Look through the material below. Copy every line with the string "Spaces" in it.
* * *
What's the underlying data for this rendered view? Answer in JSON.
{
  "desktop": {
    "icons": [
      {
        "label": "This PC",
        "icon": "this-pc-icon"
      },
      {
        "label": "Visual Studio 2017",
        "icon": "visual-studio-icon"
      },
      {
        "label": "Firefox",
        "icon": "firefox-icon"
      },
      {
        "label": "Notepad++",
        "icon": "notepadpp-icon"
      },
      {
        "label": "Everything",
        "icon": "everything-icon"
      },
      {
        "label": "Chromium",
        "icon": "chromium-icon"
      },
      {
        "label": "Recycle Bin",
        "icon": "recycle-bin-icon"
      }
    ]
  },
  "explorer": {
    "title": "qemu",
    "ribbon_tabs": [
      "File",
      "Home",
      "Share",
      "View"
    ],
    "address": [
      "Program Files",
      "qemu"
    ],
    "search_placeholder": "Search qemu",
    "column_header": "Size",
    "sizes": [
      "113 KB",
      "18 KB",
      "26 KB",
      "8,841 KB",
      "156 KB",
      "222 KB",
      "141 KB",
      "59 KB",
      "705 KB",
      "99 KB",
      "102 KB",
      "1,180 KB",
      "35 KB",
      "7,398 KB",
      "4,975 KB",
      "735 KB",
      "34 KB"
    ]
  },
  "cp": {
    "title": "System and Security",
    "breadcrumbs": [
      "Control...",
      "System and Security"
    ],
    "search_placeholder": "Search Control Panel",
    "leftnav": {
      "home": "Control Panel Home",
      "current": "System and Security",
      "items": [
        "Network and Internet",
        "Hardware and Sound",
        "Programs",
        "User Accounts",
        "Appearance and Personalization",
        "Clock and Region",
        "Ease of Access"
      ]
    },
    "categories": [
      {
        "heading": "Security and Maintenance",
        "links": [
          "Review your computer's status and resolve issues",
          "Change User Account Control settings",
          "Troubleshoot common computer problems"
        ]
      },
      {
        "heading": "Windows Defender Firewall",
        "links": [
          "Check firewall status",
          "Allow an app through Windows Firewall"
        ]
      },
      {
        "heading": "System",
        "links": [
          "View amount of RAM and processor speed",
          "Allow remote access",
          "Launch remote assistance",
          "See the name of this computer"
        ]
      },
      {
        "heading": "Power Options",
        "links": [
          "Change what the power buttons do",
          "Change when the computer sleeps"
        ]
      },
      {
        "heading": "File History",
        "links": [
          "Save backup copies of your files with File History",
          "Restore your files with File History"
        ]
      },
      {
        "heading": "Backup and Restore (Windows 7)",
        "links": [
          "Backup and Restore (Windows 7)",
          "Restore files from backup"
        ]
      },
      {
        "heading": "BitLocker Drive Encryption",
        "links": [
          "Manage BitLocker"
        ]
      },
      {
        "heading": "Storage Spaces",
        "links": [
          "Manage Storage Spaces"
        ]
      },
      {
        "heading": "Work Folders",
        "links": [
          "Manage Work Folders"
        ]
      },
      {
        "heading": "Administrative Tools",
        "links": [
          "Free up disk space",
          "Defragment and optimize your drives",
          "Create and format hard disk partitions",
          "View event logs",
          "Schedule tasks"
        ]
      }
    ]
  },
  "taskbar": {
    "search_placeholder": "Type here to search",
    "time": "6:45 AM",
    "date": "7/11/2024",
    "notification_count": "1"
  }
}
* * *
# The reply:
        "heading": "Storage Spaces",
          "Manage Storage Spaces"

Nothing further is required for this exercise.